• **TO DO**
Gather from the listing below each line that includes the word "image", and copy it.

• **EXTRACTED DATA**

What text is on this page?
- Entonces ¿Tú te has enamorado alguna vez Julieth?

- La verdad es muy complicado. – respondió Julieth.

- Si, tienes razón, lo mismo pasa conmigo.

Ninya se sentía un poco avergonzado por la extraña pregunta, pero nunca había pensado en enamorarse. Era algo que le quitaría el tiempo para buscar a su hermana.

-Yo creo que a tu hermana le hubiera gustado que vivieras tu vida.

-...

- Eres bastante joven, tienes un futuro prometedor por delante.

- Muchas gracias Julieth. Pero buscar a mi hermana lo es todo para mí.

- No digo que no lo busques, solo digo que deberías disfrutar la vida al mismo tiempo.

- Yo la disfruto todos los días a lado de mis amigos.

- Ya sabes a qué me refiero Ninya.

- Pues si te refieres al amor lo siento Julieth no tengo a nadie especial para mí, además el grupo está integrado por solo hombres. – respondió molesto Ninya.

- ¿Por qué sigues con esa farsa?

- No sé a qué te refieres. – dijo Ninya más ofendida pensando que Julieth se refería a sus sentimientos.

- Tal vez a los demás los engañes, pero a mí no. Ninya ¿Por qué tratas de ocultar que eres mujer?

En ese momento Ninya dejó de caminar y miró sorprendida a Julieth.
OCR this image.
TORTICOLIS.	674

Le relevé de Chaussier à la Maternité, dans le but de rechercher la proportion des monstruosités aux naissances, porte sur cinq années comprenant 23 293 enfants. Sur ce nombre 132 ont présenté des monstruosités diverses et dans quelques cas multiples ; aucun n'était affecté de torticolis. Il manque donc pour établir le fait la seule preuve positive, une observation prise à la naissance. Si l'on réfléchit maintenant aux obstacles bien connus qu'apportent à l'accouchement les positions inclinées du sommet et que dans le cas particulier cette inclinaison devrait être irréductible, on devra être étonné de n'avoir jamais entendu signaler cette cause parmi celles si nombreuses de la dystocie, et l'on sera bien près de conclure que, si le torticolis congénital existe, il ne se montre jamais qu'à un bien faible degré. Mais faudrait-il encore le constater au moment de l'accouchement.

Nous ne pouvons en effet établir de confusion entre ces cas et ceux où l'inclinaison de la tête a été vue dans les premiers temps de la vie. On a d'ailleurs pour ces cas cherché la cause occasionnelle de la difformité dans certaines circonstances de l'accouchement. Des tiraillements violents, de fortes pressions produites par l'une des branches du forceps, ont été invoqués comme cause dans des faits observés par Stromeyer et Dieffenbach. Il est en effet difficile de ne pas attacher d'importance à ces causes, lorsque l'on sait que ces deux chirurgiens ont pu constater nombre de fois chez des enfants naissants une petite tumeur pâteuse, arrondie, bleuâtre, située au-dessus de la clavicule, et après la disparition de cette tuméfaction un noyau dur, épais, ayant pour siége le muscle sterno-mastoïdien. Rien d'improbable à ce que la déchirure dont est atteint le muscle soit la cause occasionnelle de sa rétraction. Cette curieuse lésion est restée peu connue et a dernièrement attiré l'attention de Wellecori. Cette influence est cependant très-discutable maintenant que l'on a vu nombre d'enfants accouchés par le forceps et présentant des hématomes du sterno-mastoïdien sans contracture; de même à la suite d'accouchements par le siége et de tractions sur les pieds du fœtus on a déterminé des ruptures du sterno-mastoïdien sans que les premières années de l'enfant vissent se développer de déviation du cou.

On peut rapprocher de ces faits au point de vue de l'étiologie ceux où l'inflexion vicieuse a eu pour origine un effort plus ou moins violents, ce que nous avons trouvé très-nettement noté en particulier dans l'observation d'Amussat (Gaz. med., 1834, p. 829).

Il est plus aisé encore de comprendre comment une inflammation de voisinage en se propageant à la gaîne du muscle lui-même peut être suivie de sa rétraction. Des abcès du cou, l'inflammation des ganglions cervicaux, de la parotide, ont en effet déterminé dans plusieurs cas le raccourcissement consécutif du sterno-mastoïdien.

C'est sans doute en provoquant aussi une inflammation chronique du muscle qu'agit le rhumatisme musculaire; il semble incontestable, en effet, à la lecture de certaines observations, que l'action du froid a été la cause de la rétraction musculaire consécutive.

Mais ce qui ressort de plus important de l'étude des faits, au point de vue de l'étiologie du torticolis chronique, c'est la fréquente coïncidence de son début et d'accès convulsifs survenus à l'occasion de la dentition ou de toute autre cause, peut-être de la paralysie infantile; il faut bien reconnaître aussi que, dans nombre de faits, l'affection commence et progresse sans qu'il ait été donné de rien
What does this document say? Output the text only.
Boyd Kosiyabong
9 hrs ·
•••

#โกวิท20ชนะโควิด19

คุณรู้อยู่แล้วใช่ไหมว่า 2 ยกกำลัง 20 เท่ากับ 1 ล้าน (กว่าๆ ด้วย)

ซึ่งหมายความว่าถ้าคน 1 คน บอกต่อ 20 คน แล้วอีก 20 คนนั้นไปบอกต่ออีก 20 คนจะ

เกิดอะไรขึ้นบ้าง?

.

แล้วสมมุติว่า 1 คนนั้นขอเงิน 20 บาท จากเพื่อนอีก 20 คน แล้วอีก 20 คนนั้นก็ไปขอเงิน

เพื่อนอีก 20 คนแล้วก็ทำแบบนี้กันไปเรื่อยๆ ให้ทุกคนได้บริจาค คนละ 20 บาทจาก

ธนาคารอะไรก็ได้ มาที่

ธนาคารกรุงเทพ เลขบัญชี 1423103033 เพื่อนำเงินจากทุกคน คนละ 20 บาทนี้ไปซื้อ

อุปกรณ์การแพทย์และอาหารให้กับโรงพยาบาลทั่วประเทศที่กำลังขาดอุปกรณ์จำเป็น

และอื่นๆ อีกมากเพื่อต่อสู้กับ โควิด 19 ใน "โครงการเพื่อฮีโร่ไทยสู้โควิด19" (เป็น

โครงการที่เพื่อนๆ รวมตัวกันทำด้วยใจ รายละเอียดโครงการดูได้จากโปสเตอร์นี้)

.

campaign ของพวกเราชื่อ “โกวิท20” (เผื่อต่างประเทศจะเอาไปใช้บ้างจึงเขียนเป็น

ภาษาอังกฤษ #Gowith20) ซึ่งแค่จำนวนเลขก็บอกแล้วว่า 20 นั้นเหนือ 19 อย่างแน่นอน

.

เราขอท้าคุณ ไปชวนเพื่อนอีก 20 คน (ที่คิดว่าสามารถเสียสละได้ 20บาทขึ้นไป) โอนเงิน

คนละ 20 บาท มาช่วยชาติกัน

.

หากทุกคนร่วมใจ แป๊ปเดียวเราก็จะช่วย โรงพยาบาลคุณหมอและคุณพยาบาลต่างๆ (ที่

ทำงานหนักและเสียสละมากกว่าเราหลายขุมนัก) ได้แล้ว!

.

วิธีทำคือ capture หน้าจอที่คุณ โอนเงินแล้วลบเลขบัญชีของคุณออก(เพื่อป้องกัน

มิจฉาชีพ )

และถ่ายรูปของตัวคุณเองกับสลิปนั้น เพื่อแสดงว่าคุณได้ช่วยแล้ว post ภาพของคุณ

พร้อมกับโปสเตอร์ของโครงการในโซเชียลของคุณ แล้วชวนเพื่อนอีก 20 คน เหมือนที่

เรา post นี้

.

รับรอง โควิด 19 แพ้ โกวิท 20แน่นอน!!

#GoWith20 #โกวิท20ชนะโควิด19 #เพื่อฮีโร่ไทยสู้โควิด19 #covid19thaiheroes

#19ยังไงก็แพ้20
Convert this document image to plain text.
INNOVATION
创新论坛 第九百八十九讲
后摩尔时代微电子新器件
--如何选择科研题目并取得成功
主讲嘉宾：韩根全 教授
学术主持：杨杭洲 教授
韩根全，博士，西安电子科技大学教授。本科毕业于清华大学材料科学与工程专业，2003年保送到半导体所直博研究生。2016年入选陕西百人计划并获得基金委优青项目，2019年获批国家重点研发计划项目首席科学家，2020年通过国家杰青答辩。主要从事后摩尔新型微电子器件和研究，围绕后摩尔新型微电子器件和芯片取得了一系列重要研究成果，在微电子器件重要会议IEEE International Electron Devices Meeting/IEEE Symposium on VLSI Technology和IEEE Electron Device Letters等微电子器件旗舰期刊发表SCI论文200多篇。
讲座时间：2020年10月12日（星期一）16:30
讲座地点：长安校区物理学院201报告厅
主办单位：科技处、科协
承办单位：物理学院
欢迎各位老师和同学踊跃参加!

• **SOLUTION TO THIS TASK**
OCR this image.
Convert this document image to plain text.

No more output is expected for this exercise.